▸ **What you are asked to do**
Pull out every line with the word "true" from the entries below.

....

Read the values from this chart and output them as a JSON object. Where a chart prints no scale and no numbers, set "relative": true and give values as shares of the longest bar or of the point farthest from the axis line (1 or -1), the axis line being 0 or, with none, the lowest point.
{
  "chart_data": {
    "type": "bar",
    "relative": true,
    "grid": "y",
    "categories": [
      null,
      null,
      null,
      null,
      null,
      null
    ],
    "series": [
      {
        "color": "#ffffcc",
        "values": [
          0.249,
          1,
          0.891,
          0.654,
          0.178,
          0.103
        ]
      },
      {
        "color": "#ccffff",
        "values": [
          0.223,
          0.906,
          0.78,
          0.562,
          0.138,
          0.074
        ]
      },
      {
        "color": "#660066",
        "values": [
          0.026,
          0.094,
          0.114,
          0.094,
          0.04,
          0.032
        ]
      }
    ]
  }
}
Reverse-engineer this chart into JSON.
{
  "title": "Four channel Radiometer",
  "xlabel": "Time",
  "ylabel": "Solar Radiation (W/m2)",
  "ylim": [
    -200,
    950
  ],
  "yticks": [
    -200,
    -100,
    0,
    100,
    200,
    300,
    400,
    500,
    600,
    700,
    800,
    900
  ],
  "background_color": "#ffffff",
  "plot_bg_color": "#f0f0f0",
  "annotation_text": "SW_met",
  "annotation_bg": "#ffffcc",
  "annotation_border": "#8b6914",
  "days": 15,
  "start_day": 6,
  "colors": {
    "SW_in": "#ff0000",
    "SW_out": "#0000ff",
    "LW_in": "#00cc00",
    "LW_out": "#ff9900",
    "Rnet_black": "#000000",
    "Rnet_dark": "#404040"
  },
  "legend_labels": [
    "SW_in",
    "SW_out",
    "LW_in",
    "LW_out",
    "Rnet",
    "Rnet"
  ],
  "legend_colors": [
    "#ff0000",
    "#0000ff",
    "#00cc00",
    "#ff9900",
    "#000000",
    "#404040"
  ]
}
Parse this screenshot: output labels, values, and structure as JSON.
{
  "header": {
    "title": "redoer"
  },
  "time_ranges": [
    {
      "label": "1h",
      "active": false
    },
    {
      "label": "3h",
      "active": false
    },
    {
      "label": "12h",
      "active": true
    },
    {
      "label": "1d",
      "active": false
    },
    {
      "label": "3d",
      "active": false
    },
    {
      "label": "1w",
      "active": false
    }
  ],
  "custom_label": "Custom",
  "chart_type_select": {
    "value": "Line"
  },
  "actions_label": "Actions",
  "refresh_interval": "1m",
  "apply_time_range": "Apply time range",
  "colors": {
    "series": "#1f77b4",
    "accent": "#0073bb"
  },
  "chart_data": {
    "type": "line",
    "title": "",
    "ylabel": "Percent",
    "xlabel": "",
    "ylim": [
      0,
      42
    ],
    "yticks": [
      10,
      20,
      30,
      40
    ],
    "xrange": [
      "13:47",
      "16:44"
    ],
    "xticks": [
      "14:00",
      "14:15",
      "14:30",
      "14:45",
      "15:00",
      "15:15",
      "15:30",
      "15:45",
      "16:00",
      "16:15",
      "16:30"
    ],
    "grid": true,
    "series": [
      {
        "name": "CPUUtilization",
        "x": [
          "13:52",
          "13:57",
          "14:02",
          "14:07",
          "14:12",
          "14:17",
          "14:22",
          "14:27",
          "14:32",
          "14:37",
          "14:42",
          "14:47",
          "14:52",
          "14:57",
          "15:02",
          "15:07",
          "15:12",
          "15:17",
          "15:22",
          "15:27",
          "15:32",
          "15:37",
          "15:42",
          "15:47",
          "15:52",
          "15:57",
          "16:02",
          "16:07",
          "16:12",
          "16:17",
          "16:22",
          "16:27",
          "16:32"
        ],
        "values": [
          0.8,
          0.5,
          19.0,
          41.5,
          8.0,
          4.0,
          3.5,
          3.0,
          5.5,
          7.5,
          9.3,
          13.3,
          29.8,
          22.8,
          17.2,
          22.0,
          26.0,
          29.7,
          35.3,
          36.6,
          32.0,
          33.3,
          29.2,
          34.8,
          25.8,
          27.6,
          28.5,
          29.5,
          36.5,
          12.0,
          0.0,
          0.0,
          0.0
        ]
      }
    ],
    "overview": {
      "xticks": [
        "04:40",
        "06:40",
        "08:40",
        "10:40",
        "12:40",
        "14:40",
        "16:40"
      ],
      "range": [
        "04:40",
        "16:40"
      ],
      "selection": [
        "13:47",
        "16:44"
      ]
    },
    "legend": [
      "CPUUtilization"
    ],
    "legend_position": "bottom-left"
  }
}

....

▸ **Answer below**
Read the values from this chart and output them as a JSON object. Where a chart prints no scale and no numbers, set "relative": true and give values as shares of the longest bar or of the point farthest from the axis line (1 or -1), the axis line being 0 or, with none, the lowest point.
    "relative": true,
      "active": true
    "grid": true,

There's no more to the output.